## Dataset items:
---------------

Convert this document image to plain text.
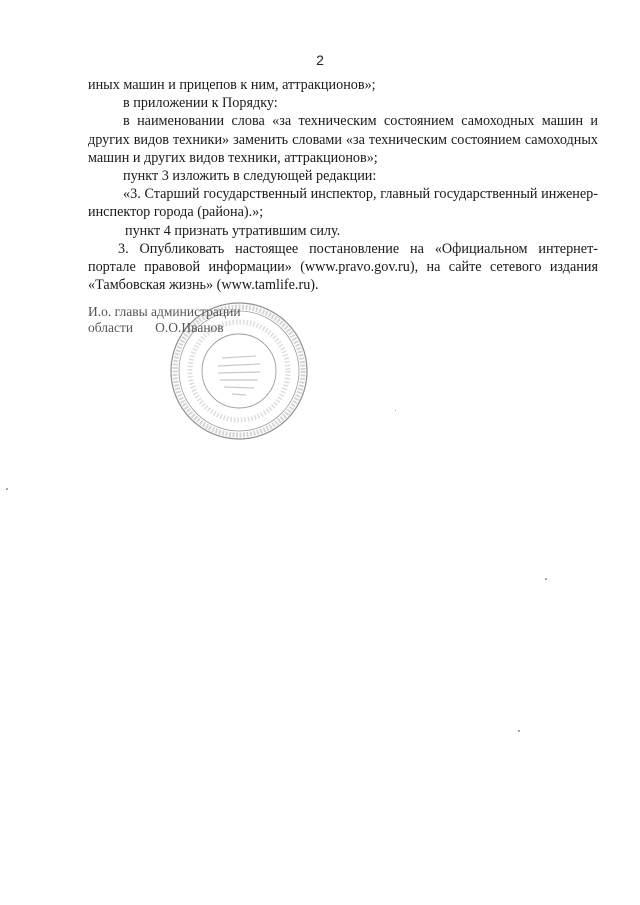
2

иных машин и прицепов к ним, аттракционов»;

в приложении к Порядку:

в наименовании слова «за техническим состоянием самоходных машин и других видов техники» заменить словами «за техническим состоянием самоходных машин и других видов техники, аттракционов»;

пункт 3 изложить в следующей редакции:

«3. Старший государственный инспектор, главный государственный инженер-инспектор города (района).»;

пункт 4 признать утратившим силу.

3. Опубликовать настоящее постановление на «Официальном интернет-портале правовой информации» (www.pravo.gov.ru), на сайте сетевого издания «Тамбовская жизнь» (www.tamlife.ru).

И.о. главы администрации
области О.О.Иванов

---------------

## TASK TO CARRY OUT:
Would you mind returning each entry above word for word, skipping the images?

## THE ANSWER:
Convert this document image to plain text.
2

иных машин и прицепов к ним, аттракционов»;

в приложении к Порядку:

в наименовании слова «за техническим состоянием самоходных машин и других видов техники» заменить словами «за техническим состоянием самоходных машин и других видов техники, аттракционов»;

пункт 3 изложить в следующей редакции:

«3. Старший государственный инспектор, главный государственный инженер-инспектор города (района).»;

пункт 4 признать утратившим силу.

3. Опубликовать настоящее постановление на «Официальном интернет-портале правовой информации» (www.pravo.gov.ru), на сайте сетевого издания «Тамбовская жизнь» (www.tamlife.ru).

И.о. главы администрации
области О.О.Иванов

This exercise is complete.